SOURCE EXCERPT
········

Construction is the headline story for today. I’m getting to the point where much of the action will soon be in the paint booth, since I must have 8 or 9 mostly-assembled kits in various spots on the workbench. But today is all building.

It mostly focused on the two postwar US naval fighters that I started last week. Both were kitted by Siga: the Martin Mauler and the North American FJ-1 Fury. These are both fairly traditional short-run kits: wide gates, chunky parts, and plastic that looks like it was made from melted down forks from the KGB cafeteria. Fit was pretty ghastly in some instances, and there will be a lot of cleanup and seam repair before they see paint.

The Mauler is a particularly solid model, with thick parts. Not one you’d take home to mother (assuming mother is a fanatical USN postwar modeller who only likes easy kits) but it’s not like we have a Tamiya Mauler to compare it with. You would be wise to sand the mating fuselage parts on a piece of sandpaper attached to a board, just like you would a vacuform. And be prepared to exercise your basic modelling skills to clean up the assembled kit.

Both of these kits will be in Gloss Sea Blue, with an orange Reserve band around the rear fuselage. I’ll likely follow these up in the summer with a couple of Emhar kits, the FJ-4 Fury and F3H Demon. I’ve heard that the Emhar kits were originally Matchbox designs that were unreleased when the company went toes-up. They are certainly consistent with the later Matchbox efforts like the T-2. And there are Xtradecal sheets for both of the types, so I won’t have to go with kit decals.

········

STATED TASK
Carry the post about building the Siga Mauler and FJ-1 Fury kits forward from its final sentence. The records below were gathered from a different source than the model-building post.

········

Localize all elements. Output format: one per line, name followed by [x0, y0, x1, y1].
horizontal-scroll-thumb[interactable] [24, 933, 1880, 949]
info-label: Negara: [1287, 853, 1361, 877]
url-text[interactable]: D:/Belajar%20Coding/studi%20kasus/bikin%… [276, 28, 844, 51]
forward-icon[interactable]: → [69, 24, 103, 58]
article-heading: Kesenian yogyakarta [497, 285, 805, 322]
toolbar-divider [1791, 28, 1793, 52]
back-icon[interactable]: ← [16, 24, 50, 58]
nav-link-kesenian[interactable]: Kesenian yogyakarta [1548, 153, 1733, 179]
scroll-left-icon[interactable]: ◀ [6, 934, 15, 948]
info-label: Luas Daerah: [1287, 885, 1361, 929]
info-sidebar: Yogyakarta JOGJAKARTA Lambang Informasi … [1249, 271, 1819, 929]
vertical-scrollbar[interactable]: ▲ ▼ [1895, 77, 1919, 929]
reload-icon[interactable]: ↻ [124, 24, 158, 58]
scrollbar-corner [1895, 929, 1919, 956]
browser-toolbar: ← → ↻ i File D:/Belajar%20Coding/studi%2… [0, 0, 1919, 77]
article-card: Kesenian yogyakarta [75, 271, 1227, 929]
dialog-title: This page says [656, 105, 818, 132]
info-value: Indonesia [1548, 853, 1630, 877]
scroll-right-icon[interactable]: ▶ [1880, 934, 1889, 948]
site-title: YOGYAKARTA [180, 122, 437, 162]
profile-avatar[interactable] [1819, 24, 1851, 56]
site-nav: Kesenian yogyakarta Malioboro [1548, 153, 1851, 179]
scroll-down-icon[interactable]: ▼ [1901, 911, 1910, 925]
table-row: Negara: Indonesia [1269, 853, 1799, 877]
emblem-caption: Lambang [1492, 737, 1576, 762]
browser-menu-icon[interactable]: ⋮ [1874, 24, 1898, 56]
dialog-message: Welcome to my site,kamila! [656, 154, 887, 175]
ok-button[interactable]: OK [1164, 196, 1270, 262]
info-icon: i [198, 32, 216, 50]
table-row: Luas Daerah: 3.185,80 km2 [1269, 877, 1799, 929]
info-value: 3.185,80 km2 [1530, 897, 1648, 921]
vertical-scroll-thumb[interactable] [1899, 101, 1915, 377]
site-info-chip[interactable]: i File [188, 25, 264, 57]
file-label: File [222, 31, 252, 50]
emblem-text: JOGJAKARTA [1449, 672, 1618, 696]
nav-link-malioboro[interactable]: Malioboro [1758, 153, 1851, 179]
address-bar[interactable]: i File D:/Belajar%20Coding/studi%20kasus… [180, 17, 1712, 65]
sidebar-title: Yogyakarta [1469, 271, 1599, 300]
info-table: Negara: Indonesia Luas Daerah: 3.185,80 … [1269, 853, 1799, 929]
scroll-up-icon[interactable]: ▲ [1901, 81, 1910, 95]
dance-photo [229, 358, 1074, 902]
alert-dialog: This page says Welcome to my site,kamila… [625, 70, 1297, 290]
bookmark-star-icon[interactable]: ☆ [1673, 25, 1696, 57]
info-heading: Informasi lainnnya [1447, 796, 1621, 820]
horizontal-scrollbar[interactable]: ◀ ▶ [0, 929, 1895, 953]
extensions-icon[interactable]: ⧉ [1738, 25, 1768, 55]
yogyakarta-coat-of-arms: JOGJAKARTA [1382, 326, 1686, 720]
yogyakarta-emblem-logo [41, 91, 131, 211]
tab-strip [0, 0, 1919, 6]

········

WRITTEN ANSWER
The final bit of major construction was getting the bits of a partially completed PV-1 Ventura together. Basically, the fuselage was already sealed up, so I attached the wings and tail, then masked and attached the clear bits. No idea which markings I’ll choose, but I do have an old Carpena sheet with Free French markings and a one-color paint scheme, which my native laziness always prefers. This of course is part of the twin Lockheed series. I will eventually need to source a Lodestar kit, since it turns out that the only one of the MPM/Italeri series that I seem to have bought is the Hudson – from which I believe you can get a Super Electra since they provide the solid nose. But the Special Hobby Lodestar does provide a new lengthened fuselage and Draw Decals does some airliner markings for it. So it looks like the series has now become: Electra, Electra Junior, Super Electra, Hudson, Lodestar, PV-1 Ventura and PV-2 Harpoon.

And here is a photo of the partially built RoG Halifax, with the Freightdog improvement set radiator fronts and intakes. One prop is precariously balanced on an engine as well. It's not a great photo, but I hope it helps you to visualize what the changes that Colin has worked up do to improve the model.